• _PROBLEM STATEMENT_: Repeat the listing that follows, character for character, minus the pictures.

Dataset entries:
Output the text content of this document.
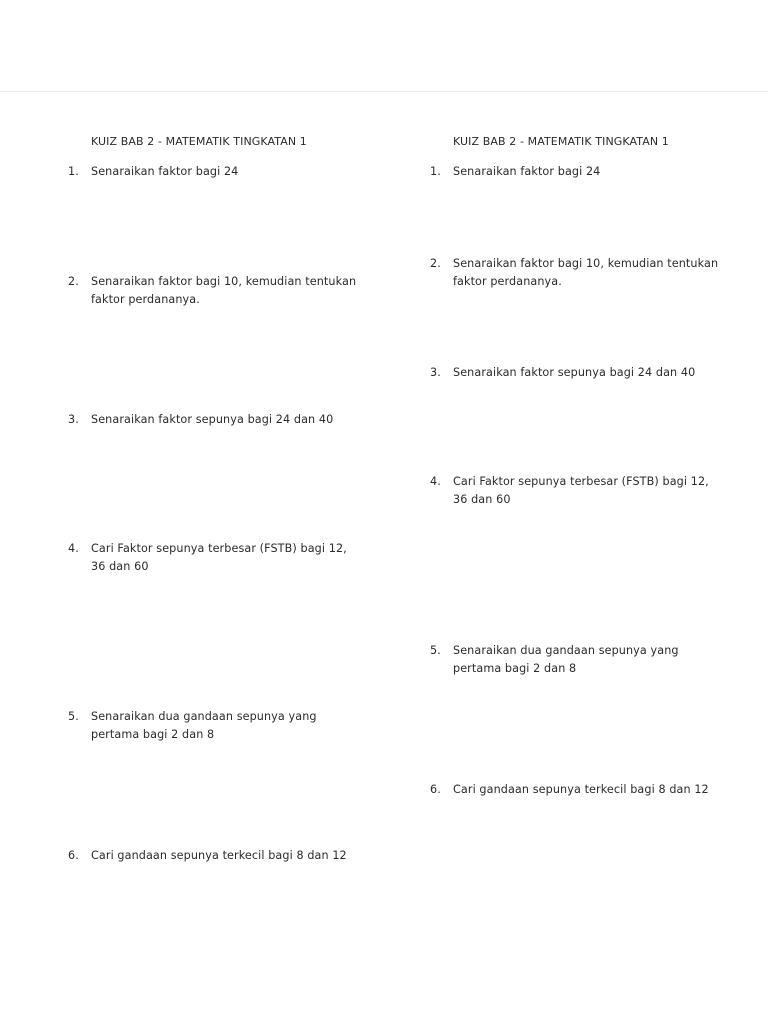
KUIZ BAB 2 - MATEMATIK TINGKATAN 1
1.	Senaraikan faktor bagi 24
2.	Senaraikan faktor bagi 10, kemudian tentukan faktor perdananya.
3.	Senaraikan faktor sepunya bagi 24 dan 40
4.	Cari Faktor sepunya terbesar (FSTB) bagi 12, 36 dan 60
5.	Senaraikan dua gandaan sepunya yang pertama bagi 2 dan 8
6.	Cari gandaan sepunya terkecil bagi 8 dan 12
KUIZ BAB 2 - MATEMATIK TINGKATAN 1
1.	Senaraikan faktor bagi 24
2.	Senaraikan faktor bagi 10, kemudian tentukan faktor perdananya.
3.	Senaraikan faktor sepunya bagi 24 dan 40
4.	Cari Faktor sepunya terbesar (FSTB) bagi 12, 36 dan 60
5.	Senaraikan dua gandaan sepunya yang pertama bagi 2 dan 8
6.	Cari gandaan sepunya terkecil bagi 8 dan 12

• _SOLUTION BELOW_:
Output the text content of this document.
KUIZ BAB 2 - MATEMATIK TINGKATAN 1
1.	Senaraikan faktor bagi 24
2.	Senaraikan faktor bagi 10, kemudian tentukan faktor perdananya.
3.	Senaraikan faktor sepunya bagi 24 dan 40
4.	Cari Faktor sepunya terbesar (FSTB) bagi 12, 36 dan 60
5.	Senaraikan dua gandaan sepunya yang pertama bagi 2 dan 8
6.	Cari gandaan sepunya terkecil bagi 8 dan 12
KUIZ BAB 2 - MATEMATIK TINGKATAN 1
1.	Senaraikan faktor bagi 24
2.	Senaraikan faktor bagi 10, kemudian tentukan faktor perdananya.
3.	Senaraikan faktor sepunya bagi 24 dan 40
4.	Cari Faktor sepunya terbesar (FSTB) bagi 12, 36 dan 60
5.	Senaraikan dua gandaan sepunya yang pertama bagi 2 dan 8
6.	Cari gandaan sepunya terkecil bagi 8 dan 12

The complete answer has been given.